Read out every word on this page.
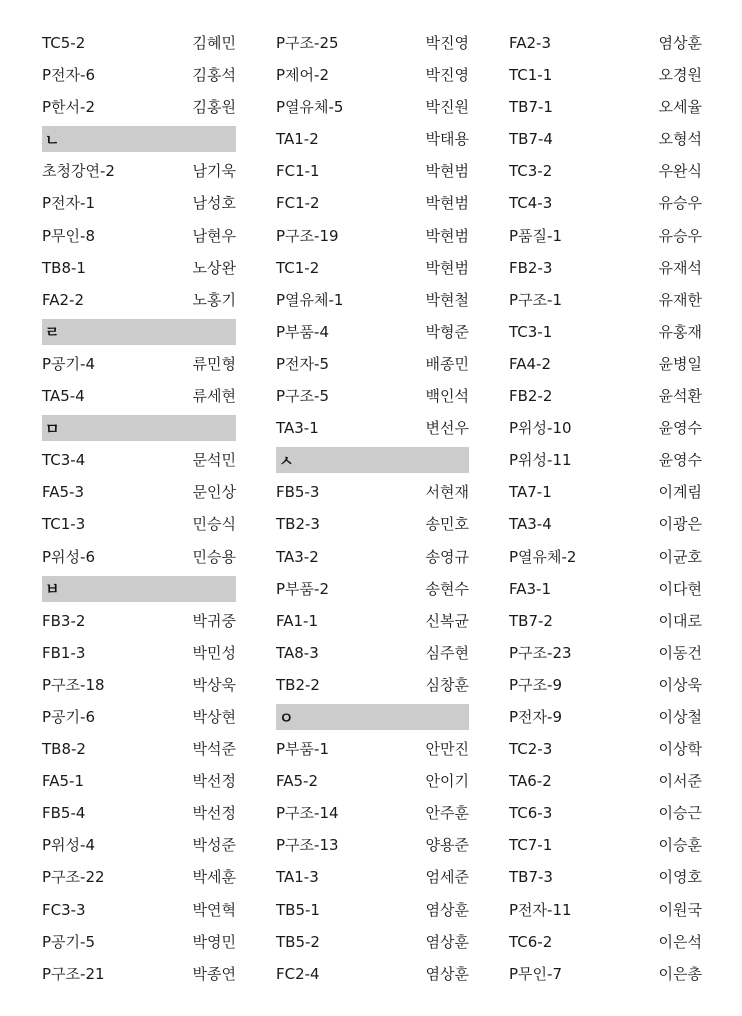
TC5-2	김혜민
P전자-6	김홍석
P한서-2	김홍원
ㄴ
초청강연-2	남기욱
P전자-1	남성호
P무인-8	남현우
TB8-1	노상완
FA2-2	노홍기
ㄹ
P공기-4	류민형
TA5-4	류세현
ㅁ
TC3-4	문석민
FA5-3	문인상
TC1-3	민승식
P위성-6	민승용
ㅂ
FB3-2	박귀중
FB1-3	박민성
P구조-18	박상욱
P공기-6	박상현
TB8-2	박석준
FA5-1	박선정
FB5-4	박선정
P위성-4	박성준
P구조-22	박세훈
FC3-3	박연혁
P공기-5	박영민
P구조-21	박종연
P구조-25	박진영
P제어-2	박진영
P열유체-5	박진원
TA1-2	박태용
FC1-1	박현범
FC1-2	박현범
P구조-19	박현범
TC1-2	박현범
P열유체-1	박현철
P부품-4	박형준
P전자-5	배종민
P구조-5	백인석
TA3-1	변선우
ㅅ
FB5-3	서현재
TB2-3	송민호
TA3-2	송영규
P부품-2	송현수
FA1-1	신복균
TA8-3	심주현
TB2-2	심창훈
ㅇ
P부품-1	안만진
FA5-2	안이기
P구조-14	안주훈
P구조-13	양용준
TA1-3	엄세준
TB5-1	염상훈
TB5-2	염상훈
FC2-4	염상훈
FA2-3	염상훈
TC1-1	오경원
TB7-1	오세율
TB7-4	오형석
TC3-2	우완식
TC4-3	유승우
P품질-1	유승우
FB2-3	유재석
P구조-1	유재한
TC3-1	유홍재
FA4-2	윤병일
FB2-2	윤석환
P위성-10	윤영수
P위성-11	윤영수
TA7-1	이계림
TA3-4	이광은
P열유체-2	이균호
FA3-1	이다현
TB7-2	이대로
P구조-23	이동건
P구조-9	이상욱
P전자-9	이상철
TC2-3	이상학
TA6-2	이서준
TC6-3	이승근
TC7-1	이승훈
TB7-3	이영호
P전자-11	이원국
TC6-2	이은석
P무인-7	이은총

● **Problem details**
All records should be output exactly, with the pictures left out.

● **Full answer**
Read out every word on this page.
TC5-2	김혜민
P전자-6	김홍석
P한서-2	김홍원
ㄴ
초청강연-2	남기욱
P전자-1	남성호
P무인-8	남현우
TB8-1	노상완
FA2-2	노홍기
ㄹ
P공기-4	류민형
TA5-4	류세현
ㅁ
TC3-4	문석민
FA5-3	문인상
TC1-3	민승식
P위성-6	민승용
ㅂ
FB3-2	박귀중
FB1-3	박민성
P구조-18	박상욱
P공기-6	박상현
TB8-2	박석준
FA5-1	박선정
FB5-4	박선정
P위성-4	박성준
P구조-22	박세훈
FC3-3	박연혁
P공기-5	박영민
P구조-21	박종연
P구조-25	박진영
P제어-2	박진영
P열유체-5	박진원
TA1-2	박태용
FC1-1	박현범
FC1-2	박현범
P구조-19	박현범
TC1-2	박현범
P열유체-1	박현철
P부품-4	박형준
P전자-5	배종민
P구조-5	백인석
TA3-1	변선우
ㅅ
FB5-3	서현재
TB2-3	송민호
TA3-2	송영규
P부품-2	송현수
FA1-1	신복균
TA8-3	심주현
TB2-2	심창훈
ㅇ
P부품-1	안만진
FA5-2	안이기
P구조-14	안주훈
P구조-13	양용준
TA1-3	엄세준
TB5-1	염상훈
TB5-2	염상훈
FC2-4	염상훈
FA2-3	염상훈
TC1-1	오경원
TB7-1	오세율
TB7-4	오형석
TC3-2	우완식
TC4-3	유승우
P품질-1	유승우
FB2-3	유재석
P구조-1	유재한
TC3-1	유홍재
FA4-2	윤병일
FB2-2	윤석환
P위성-10	윤영수
P위성-11	윤영수
TA7-1	이계림
TA3-4	이광은
P열유체-2	이균호
FA3-1	이다현
TB7-2	이대로
P구조-23	이동건
P구조-9	이상욱
P전자-9	이상철
TC2-3	이상학
TA6-2	이서준
TC6-3	이승근
TC7-1	이승훈
TB7-3	이영호
P전자-11	이원국
TC6-2	이은석
P무인-7	이은총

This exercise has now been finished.